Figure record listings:
======

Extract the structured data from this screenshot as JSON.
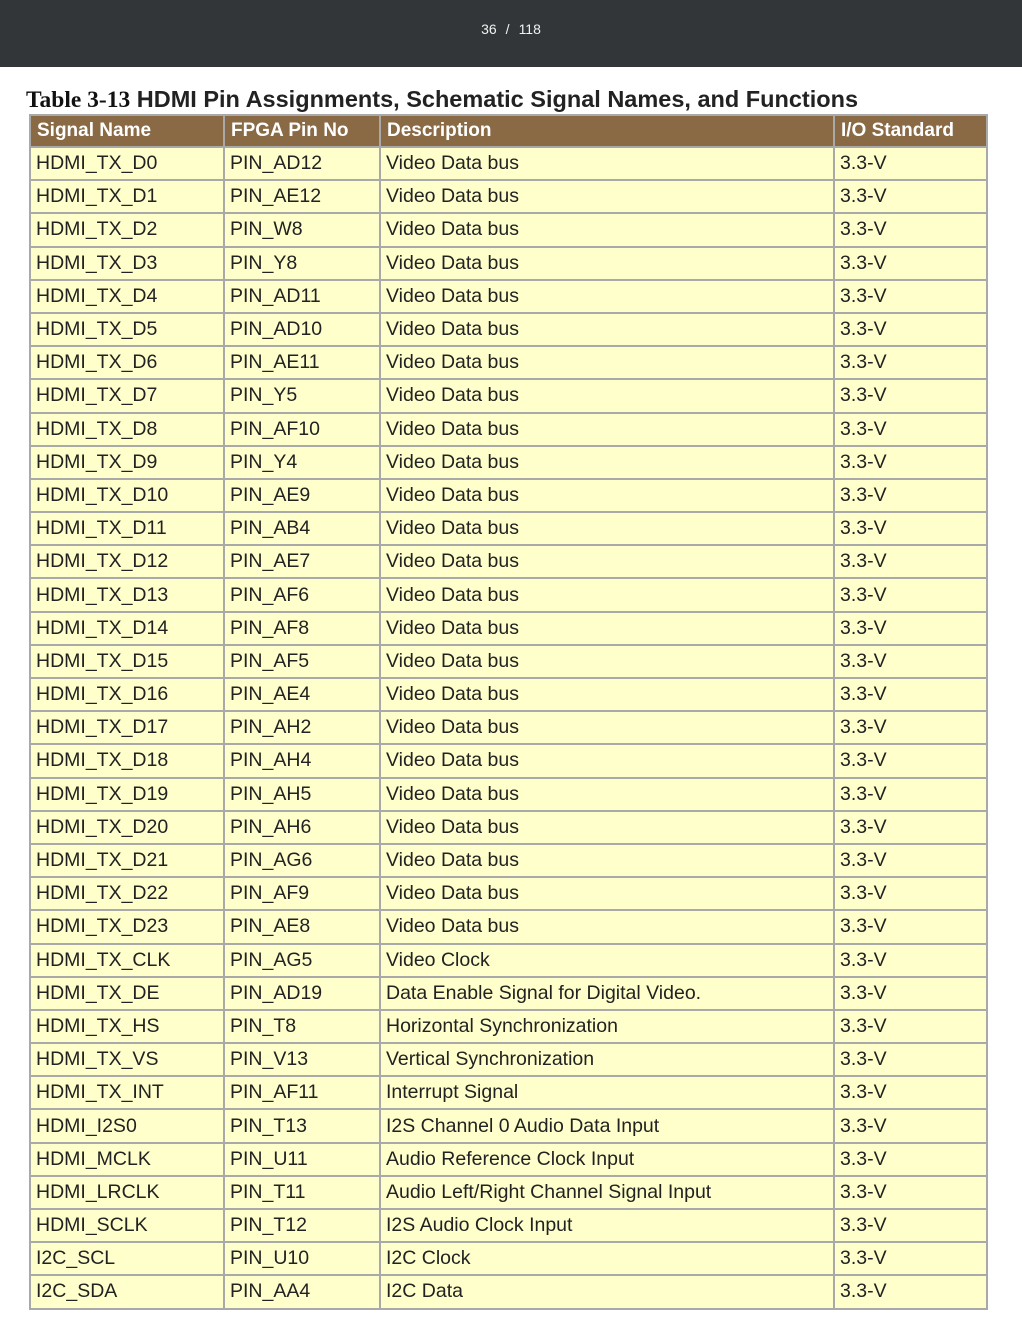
{
  "toolbar": {
    "current_page": "36",
    "separator": "/",
    "total_pages": "118"
  },
  "caption": {
    "number": "Table 3-13",
    "title": "HDMI Pin Assignments, Schematic Signal Names, and Functions"
  },
  "table": {
    "headers": [
      "Signal Name",
      "FPGA Pin No",
      "Description",
      "I/O Standard"
    ],
    "rows": [
      [
        "HDMI_TX_D0",
        "PIN_AD12",
        "Video Data bus",
        "3.3-V"
      ],
      [
        "HDMI_TX_D1",
        "PIN_AE12",
        "Video Data bus",
        "3.3-V"
      ],
      [
        "HDMI_TX_D2",
        "PIN_W8",
        "Video Data bus",
        "3.3-V"
      ],
      [
        "HDMI_TX_D3",
        "PIN_Y8",
        "Video Data bus",
        "3.3-V"
      ],
      [
        "HDMI_TX_D4",
        "PIN_AD11",
        "Video Data bus",
        "3.3-V"
      ],
      [
        "HDMI_TX_D5",
        "PIN_AD10",
        "Video Data bus",
        "3.3-V"
      ],
      [
        "HDMI_TX_D6",
        "PIN_AE11",
        "Video Data bus",
        "3.3-V"
      ],
      [
        "HDMI_TX_D7",
        "PIN_Y5",
        "Video Data bus",
        "3.3-V"
      ],
      [
        "HDMI_TX_D8",
        "PIN_AF10",
        "Video Data bus",
        "3.3-V"
      ],
      [
        "HDMI_TX_D9",
        "PIN_Y4",
        "Video Data bus",
        "3.3-V"
      ],
      [
        "HDMI_TX_D10",
        "PIN_AE9",
        "Video Data bus",
        "3.3-V"
      ],
      [
        "HDMI_TX_D11",
        "PIN_AB4",
        "Video Data bus",
        "3.3-V"
      ],
      [
        "HDMI_TX_D12",
        "PIN_AE7",
        "Video Data bus",
        "3.3-V"
      ],
      [
        "HDMI_TX_D13",
        "PIN_AF6",
        "Video Data bus",
        "3.3-V"
      ],
      [
        "HDMI_TX_D14",
        "PIN_AF8",
        "Video Data bus",
        "3.3-V"
      ],
      [
        "HDMI_TX_D15",
        "PIN_AF5",
        "Video Data bus",
        "3.3-V"
      ],
      [
        "HDMI_TX_D16",
        "PIN_AE4",
        "Video Data bus",
        "3.3-V"
      ],
      [
        "HDMI_TX_D17",
        "PIN_AH2",
        "Video Data bus",
        "3.3-V"
      ],
      [
        "HDMI_TX_D18",
        "PIN_AH4",
        "Video Data bus",
        "3.3-V"
      ],
      [
        "HDMI_TX_D19",
        "PIN_AH5",
        "Video Data bus",
        "3.3-V"
      ],
      [
        "HDMI_TX_D20",
        "PIN_AH6",
        "Video Data bus",
        "3.3-V"
      ],
      [
        "HDMI_TX_D21",
        "PIN_AG6",
        "Video Data bus",
        "3.3-V"
      ],
      [
        "HDMI_TX_D22",
        "PIN_AF9",
        "Video Data bus",
        "3.3-V"
      ],
      [
        "HDMI_TX_D23",
        "PIN_AE8",
        "Video Data bus",
        "3.3-V"
      ],
      [
        "HDMI_TX_CLK",
        "PIN_AG5",
        "Video Clock",
        "3.3-V"
      ],
      [
        "HDMI_TX_DE",
        "PIN_AD19",
        "Data Enable Signal for Digital Video.",
        "3.3-V"
      ],
      [
        "HDMI_TX_HS",
        "PIN_T8",
        "Horizontal Synchronization",
        "3.3-V"
      ],
      [
        "HDMI_TX_VS",
        "PIN_V13",
        "Vertical Synchronization",
        "3.3-V"
      ],
      [
        "HDMI_TX_INT",
        "PIN_AF11",
        "Interrupt Signal",
        "3.3-V"
      ],
      [
        "HDMI_I2S0",
        "PIN_T13",
        "I2S Channel 0 Audio Data Input",
        "3.3-V"
      ],
      [
        "HDMI_MCLK",
        "PIN_U11",
        "Audio Reference Clock Input",
        "3.3-V"
      ],
      [
        "HDMI_LRCLK",
        "PIN_T11",
        "Audio Left/Right Channel Signal Input",
        "3.3-V"
      ],
      [
        "HDMI_SCLK",
        "PIN_T12",
        "I2S Audio Clock Input",
        "3.3-V"
      ],
      [
        "I2C_SCL",
        "PIN_U10",
        "I2C Clock",
        "3.3-V"
      ],
      [
        "I2C_SDA",
        "PIN_AA4",
        "I2C Data",
        "3.3-V"
      ]
    ]
  },
  "colors": {
    "toolbar_bg": "#323639",
    "header_bg": "#8a6a45",
    "cell_bg": "#ffffcc",
    "border": "#a9a9a9"
  }
}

======

Short exercise: Make an exact copy of the listing above. Do not include the pictures.

Answer to the problem:
Extract the structured data from this screenshot as JSON.
{
  "toolbar": {
    "current_page": "36",
    "separator": "/",
    "total_pages": "118"
  },
  "caption": {
    "number": "Table 3-13",
    "title": "HDMI Pin Assignments, Schematic Signal Names, and Functions"
  },
  "table": {
    "headers": [
      "Signal Name",
      "FPGA Pin No",
      "Description",
      "I/O Standard"
    ],
    "rows": [
      [
        "HDMI_TX_D0",
        "PIN_AD12",
        "Video Data bus",
        "3.3-V"
      ],
      [
        "HDMI_TX_D1",
        "PIN_AE12",
        "Video Data bus",
        "3.3-V"
      ],
      [
        "HDMI_TX_D2",
        "PIN_W8",
        "Video Data bus",
        "3.3-V"
      ],
      [
        "HDMI_TX_D3",
        "PIN_Y8",
        "Video Data bus",
        "3.3-V"
      ],
      [
        "HDMI_TX_D4",
        "PIN_AD11",
        "Video Data bus",
        "3.3-V"
      ],
      [
        "HDMI_TX_D5",
        "PIN_AD10",
        "Video Data bus",
        "3.3-V"
      ],
      [
        "HDMI_TX_D6",
        "PIN_AE11",
        "Video Data bus",
        "3.3-V"
      ],
      [
        "HDMI_TX_D7",
        "PIN_Y5",
        "Video Data bus",
        "3.3-V"
      ],
      [
        "HDMI_TX_D8",
        "PIN_AF10",
        "Video Data bus",
        "3.3-V"
      ],
      [
        "HDMI_TX_D9",
        "PIN_Y4",
        "Video Data bus",
        "3.3-V"
      ],
      [
        "HDMI_TX_D10",
        "PIN_AE9",
        "Video Data bus",
        "3.3-V"
      ],
      [
        "HDMI_TX_D11",
        "PIN_AB4",
        "Video Data bus",
        "3.3-V"
      ],
      [
        "HDMI_TX_D12",
        "PIN_AE7",
        "Video Data bus",
        "3.3-V"
      ],
      [
        "HDMI_TX_D13",
        "PIN_AF6",
        "Video Data bus",
        "3.3-V"
      ],
      [
        "HDMI_TX_D14",
        "PIN_AF8",
        "Video Data bus",
        "3.3-V"
      ],
      [
        "HDMI_TX_D15",
        "PIN_AF5",
        "Video Data bus",
        "3.3-V"
      ],
      [
        "HDMI_TX_D16",
        "PIN_AE4",
        "Video Data bus",
        "3.3-V"
      ],
      [
        "HDMI_TX_D17",
        "PIN_AH2",
        "Video Data bus",
        "3.3-V"
      ],
      [
        "HDMI_TX_D18",
        "PIN_AH4",
        "Video Data bus",
        "3.3-V"
      ],
      [
        "HDMI_TX_D19",
        "PIN_AH5",
        "Video Data bus",
        "3.3-V"
      ],
      [
        "HDMI_TX_D20",
        "PIN_AH6",
        "Video Data bus",
        "3.3-V"
      ],
      [
        "HDMI_TX_D21",
        "PIN_AG6",
        "Video Data bus",
        "3.3-V"
      ],
      [
        "HDMI_TX_D22",
        "PIN_AF9",
        "Video Data bus",
        "3.3-V"
      ],
      [
        "HDMI_TX_D23",
        "PIN_AE8",
        "Video Data bus",
        "3.3-V"
      ],
      [
        "HDMI_TX_CLK",
        "PIN_AG5",
        "Video Clock",
        "3.3-V"
      ],
      [
        "HDMI_TX_DE",
        "PIN_AD19",
        "Data Enable Signal for Digital Video.",
        "3.3-V"
      ],
      [
        "HDMI_TX_HS",
        "PIN_T8",
        "Horizontal Synchronization",
        "3.3-V"
      ],
      [
        "HDMI_TX_VS",
        "PIN_V13",
        "Vertical Synchronization",
        "3.3-V"
      ],
      [
        "HDMI_TX_INT",
        "PIN_AF11",
        "Interrupt Signal",
        "3.3-V"
      ],
      [
        "HDMI_I2S0",
        "PIN_T13",
        "I2S Channel 0 Audio Data Input",
        "3.3-V"
      ],
      [
        "HDMI_MCLK",
        "PIN_U11",
        "Audio Reference Clock Input",
        "3.3-V"
      ],
      [
        "HDMI_LRCLK",
        "PIN_T11",
        "Audio Left/Right Channel Signal Input",
        "3.3-V"
      ],
      [
        "HDMI_SCLK",
        "PIN_T12",
        "I2S Audio Clock Input",
        "3.3-V"
      ],
      [
        "I2C_SCL",
        "PIN_U10",
        "I2C Clock",
        "3.3-V"
      ],
      [
        "I2C_SDA",
        "PIN_AA4",
        "I2C Data",
        "3.3-V"
      ]
    ]
  },
  "colors": {
    "toolbar_bg": "#323639",
    "header_bg": "#8a6a45",
    "cell_bg": "#ffffcc",
    "border": "#a9a9a9"
  }
}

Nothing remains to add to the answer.